# THE REQUEST
Work out how many lines hold the string "produsente". The answer is a single number, nothing more.

Records from a collection:
+--

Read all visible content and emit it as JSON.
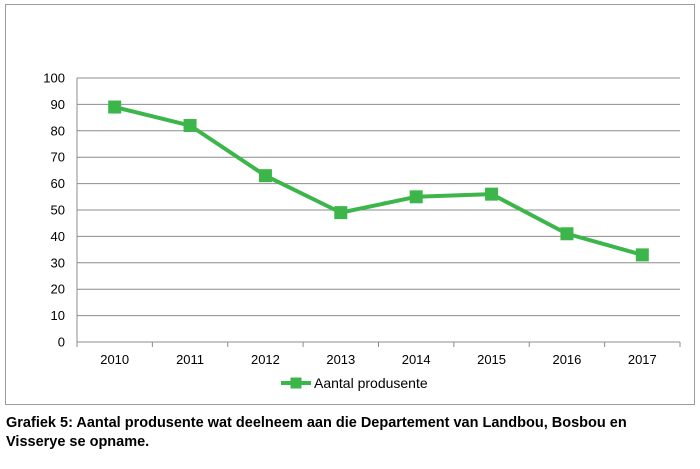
{
  "chart_data": {
    "type": "line",
    "categories": [
      "2010",
      "2011",
      "2012",
      "2013",
      "2014",
      "2015",
      "2016",
      "2017"
    ],
    "series": [
      {
        "name": "Aantal produsente",
        "values": [
          89,
          82,
          63,
          49,
          55,
          56,
          41,
          33
        ],
        "color": "#3cb64a"
      }
    ],
    "ylim": [
      0,
      100
    ],
    "yticks": [
      0,
      10,
      20,
      30,
      40,
      50,
      60,
      70,
      80,
      90,
      100
    ],
    "grid": true,
    "legend": "bottom",
    "marker": "square"
  },
  "caption": {
    "line1": "Grafiek 5: Aantal produsente wat deelneem aan die Departement van Landbou, Bosbou en",
    "line2": "Visserye se opname."
  }
}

+--

# PROBLEM SOLUTION
2